[Problem requirements]
Select the lines of the records containing the word "applications" and list them.
start Input
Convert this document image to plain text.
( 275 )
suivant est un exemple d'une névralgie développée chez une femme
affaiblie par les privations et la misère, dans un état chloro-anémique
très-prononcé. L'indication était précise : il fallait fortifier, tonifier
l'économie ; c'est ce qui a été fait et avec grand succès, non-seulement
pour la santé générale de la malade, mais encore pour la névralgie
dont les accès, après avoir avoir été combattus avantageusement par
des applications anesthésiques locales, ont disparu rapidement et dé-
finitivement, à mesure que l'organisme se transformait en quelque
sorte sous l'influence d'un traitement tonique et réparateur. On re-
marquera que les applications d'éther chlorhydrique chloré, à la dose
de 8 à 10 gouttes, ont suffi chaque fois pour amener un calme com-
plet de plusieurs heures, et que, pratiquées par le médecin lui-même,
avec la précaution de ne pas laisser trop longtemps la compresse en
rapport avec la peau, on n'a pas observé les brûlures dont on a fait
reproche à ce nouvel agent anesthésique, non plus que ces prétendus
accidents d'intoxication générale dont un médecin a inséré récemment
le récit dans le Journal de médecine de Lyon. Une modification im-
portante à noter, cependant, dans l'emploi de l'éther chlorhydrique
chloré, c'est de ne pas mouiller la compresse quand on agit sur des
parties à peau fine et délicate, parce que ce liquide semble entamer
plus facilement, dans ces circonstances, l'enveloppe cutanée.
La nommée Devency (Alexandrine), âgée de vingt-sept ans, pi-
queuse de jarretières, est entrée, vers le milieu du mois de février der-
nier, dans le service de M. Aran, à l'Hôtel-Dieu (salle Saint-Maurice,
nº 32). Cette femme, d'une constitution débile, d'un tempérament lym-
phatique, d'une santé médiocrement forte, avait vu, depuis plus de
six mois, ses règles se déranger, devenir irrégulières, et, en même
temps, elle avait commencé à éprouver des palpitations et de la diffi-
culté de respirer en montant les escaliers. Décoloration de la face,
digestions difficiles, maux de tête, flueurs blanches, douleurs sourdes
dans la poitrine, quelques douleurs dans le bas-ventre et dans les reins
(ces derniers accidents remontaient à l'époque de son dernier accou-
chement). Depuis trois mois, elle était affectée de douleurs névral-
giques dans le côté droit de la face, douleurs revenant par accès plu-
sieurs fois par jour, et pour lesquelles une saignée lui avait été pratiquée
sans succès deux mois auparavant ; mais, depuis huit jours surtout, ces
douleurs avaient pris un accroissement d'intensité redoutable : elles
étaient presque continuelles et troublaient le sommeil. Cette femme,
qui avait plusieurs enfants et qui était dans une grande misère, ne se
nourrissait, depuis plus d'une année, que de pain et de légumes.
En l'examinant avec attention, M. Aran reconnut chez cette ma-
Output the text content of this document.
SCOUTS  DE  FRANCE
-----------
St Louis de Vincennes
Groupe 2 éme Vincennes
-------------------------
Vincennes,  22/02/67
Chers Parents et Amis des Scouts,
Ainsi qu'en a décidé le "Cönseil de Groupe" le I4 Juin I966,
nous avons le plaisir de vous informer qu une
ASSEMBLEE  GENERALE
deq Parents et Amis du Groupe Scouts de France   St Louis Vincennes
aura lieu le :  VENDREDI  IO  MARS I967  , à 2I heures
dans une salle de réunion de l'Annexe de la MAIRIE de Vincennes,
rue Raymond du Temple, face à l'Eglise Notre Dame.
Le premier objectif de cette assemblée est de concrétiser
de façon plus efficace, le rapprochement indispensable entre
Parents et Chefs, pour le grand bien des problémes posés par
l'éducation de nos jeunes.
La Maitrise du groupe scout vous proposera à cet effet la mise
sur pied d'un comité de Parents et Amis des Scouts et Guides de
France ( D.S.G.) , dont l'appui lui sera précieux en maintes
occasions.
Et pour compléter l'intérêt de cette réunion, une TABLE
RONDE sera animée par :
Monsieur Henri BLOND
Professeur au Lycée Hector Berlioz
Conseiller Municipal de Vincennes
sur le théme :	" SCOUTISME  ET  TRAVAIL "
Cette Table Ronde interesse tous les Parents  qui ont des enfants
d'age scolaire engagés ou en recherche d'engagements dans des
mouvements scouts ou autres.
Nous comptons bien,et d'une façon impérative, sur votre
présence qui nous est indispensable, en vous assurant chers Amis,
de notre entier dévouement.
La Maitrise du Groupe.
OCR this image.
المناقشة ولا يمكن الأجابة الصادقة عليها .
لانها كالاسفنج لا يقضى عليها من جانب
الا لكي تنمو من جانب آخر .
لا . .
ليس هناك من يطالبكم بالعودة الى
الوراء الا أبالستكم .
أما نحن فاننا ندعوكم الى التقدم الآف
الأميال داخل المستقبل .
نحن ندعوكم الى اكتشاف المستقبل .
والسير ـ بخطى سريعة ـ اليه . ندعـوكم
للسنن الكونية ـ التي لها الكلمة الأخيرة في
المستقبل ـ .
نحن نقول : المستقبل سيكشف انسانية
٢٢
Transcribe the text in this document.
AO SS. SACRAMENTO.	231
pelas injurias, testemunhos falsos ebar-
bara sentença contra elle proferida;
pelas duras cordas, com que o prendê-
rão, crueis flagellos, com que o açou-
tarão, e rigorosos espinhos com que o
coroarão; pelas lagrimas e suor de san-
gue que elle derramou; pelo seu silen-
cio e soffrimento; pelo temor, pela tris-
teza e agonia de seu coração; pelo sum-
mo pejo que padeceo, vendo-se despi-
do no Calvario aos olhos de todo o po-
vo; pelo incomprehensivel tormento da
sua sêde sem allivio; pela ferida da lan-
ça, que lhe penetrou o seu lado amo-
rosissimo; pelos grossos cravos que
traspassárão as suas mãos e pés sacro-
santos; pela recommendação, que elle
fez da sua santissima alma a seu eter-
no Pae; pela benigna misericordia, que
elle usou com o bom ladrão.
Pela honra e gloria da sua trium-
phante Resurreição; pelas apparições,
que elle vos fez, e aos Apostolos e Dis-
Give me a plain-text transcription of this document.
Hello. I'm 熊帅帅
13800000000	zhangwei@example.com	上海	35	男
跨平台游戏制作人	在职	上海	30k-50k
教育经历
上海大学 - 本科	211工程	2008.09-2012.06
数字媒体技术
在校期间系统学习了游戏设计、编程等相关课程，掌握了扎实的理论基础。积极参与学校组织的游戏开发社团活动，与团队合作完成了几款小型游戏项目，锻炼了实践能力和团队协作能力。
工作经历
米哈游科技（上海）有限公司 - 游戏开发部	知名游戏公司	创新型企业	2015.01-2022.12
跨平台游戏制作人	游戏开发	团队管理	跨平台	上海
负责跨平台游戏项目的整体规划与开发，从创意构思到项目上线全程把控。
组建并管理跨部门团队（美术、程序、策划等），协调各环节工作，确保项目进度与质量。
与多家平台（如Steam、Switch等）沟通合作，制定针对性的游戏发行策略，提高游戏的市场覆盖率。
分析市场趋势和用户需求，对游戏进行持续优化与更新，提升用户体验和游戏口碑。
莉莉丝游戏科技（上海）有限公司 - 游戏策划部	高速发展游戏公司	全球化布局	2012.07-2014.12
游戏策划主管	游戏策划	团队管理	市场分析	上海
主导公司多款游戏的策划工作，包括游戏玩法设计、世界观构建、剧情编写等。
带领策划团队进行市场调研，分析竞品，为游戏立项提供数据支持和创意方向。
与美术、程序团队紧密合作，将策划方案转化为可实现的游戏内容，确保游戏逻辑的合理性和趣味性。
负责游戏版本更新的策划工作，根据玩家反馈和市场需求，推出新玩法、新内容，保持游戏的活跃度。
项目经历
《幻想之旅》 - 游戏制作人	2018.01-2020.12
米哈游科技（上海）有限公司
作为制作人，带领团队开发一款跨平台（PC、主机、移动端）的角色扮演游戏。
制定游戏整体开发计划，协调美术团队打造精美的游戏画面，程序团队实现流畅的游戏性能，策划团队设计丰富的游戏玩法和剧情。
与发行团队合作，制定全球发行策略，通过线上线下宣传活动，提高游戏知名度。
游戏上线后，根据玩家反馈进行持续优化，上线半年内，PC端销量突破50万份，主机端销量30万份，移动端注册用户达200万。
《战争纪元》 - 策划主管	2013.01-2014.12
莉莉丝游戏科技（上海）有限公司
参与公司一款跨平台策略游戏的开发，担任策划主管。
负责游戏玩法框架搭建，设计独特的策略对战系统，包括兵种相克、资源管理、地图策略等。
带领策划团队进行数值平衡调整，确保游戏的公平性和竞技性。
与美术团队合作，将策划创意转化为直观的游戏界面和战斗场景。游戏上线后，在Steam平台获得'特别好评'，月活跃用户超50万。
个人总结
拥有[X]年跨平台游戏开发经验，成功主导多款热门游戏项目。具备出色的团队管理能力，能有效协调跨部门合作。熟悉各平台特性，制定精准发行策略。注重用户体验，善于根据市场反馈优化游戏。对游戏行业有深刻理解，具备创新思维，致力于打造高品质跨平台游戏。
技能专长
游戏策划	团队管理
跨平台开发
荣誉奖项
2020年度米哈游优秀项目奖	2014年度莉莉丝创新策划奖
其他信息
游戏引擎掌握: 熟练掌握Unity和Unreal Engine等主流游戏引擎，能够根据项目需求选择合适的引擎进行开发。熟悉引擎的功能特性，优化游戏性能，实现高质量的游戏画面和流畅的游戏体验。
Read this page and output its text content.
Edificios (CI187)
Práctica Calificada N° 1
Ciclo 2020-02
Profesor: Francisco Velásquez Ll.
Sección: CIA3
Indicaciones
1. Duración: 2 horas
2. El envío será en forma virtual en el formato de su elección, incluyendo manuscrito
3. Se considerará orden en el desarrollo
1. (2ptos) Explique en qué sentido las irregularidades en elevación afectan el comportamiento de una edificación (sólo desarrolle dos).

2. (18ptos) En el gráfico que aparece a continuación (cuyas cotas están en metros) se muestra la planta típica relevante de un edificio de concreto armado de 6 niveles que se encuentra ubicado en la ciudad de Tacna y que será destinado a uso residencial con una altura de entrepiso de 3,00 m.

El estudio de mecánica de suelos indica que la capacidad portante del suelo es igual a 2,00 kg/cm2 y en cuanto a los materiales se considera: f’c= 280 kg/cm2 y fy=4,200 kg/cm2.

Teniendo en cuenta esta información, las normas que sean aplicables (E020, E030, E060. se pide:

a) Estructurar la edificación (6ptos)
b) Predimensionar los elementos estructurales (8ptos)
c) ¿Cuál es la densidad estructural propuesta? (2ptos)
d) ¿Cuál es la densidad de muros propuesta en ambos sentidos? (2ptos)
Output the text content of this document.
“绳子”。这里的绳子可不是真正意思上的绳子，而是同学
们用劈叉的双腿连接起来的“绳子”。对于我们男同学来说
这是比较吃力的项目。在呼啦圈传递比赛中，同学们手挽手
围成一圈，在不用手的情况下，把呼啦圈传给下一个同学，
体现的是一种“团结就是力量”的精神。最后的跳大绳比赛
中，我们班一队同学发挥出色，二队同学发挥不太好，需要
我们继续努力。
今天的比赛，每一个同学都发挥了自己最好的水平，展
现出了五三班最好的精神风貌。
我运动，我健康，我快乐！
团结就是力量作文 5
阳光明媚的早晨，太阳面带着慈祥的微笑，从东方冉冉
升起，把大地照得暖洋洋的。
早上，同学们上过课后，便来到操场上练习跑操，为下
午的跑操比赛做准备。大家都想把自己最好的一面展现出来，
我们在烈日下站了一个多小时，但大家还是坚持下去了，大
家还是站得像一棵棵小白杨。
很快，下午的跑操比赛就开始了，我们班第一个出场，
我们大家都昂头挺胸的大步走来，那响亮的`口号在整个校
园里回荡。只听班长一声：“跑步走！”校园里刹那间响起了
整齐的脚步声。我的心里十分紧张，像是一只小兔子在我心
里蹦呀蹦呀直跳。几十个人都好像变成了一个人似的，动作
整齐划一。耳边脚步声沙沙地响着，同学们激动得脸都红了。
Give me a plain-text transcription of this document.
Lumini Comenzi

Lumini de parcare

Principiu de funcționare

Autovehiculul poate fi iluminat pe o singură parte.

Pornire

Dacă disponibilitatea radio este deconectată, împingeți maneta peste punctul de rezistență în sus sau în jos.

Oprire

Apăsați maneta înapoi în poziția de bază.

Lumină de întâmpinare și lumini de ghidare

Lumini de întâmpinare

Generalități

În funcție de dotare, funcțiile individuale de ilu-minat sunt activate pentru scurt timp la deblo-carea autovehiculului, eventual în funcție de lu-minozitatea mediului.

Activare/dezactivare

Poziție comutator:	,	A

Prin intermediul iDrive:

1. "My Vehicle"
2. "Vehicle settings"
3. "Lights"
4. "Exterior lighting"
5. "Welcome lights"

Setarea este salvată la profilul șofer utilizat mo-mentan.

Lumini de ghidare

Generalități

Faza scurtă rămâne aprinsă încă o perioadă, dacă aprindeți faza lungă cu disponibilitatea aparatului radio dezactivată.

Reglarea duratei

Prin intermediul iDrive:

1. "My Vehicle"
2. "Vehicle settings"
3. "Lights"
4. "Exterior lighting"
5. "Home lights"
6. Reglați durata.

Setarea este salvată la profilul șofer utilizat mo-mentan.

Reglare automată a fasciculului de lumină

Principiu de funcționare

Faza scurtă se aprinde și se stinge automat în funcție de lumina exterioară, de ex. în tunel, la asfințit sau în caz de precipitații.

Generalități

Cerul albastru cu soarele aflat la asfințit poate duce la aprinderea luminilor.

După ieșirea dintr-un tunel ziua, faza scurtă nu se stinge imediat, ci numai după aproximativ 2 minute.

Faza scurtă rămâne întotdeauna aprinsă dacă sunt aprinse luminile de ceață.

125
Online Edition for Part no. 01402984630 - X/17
end Input
[Final result]
des applications anesthésiques locales, ont disparu rapidement et dé-
marquera que les applications d'éther chlorhydrique chloré, à la dose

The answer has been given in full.